(TASK)
Track down the lines that contain "JSON" and copy them.

(RECORD LIST)
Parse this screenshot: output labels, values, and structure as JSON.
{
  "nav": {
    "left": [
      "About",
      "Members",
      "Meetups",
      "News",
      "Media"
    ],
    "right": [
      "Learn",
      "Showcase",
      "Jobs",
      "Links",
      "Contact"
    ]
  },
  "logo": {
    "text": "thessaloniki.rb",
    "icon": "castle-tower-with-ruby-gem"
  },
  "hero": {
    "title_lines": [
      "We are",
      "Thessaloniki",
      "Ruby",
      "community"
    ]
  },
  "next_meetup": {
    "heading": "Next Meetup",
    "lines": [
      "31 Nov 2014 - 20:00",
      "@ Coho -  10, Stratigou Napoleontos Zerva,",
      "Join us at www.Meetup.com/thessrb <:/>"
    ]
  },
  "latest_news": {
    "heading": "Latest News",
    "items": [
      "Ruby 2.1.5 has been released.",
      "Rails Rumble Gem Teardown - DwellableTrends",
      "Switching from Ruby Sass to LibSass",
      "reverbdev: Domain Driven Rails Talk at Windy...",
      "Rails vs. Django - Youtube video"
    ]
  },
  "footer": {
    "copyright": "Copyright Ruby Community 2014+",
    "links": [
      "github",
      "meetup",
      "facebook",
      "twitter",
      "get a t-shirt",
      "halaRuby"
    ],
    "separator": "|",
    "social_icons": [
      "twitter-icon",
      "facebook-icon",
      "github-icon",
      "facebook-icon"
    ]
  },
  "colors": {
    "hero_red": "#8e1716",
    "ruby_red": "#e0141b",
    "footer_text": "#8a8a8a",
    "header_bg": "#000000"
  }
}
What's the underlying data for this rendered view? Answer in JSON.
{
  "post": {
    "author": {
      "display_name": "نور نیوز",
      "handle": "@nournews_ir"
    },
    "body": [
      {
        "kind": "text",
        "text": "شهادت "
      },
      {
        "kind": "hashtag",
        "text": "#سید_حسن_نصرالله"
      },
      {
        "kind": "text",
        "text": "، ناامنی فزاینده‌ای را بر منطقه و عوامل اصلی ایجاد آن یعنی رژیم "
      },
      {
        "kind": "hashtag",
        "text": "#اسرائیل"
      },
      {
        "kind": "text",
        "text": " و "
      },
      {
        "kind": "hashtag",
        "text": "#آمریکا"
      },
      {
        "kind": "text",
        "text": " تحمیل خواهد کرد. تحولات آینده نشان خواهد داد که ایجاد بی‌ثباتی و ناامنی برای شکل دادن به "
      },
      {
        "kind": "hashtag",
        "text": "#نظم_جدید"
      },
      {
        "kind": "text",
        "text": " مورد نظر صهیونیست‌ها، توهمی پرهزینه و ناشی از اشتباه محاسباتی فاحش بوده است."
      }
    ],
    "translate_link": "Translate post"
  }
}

(THE COMPLETED TASK)
Parse this screenshot: output labels, values, and structure as JSON.
What's the underlying data for this rendered view? Answer in JSON.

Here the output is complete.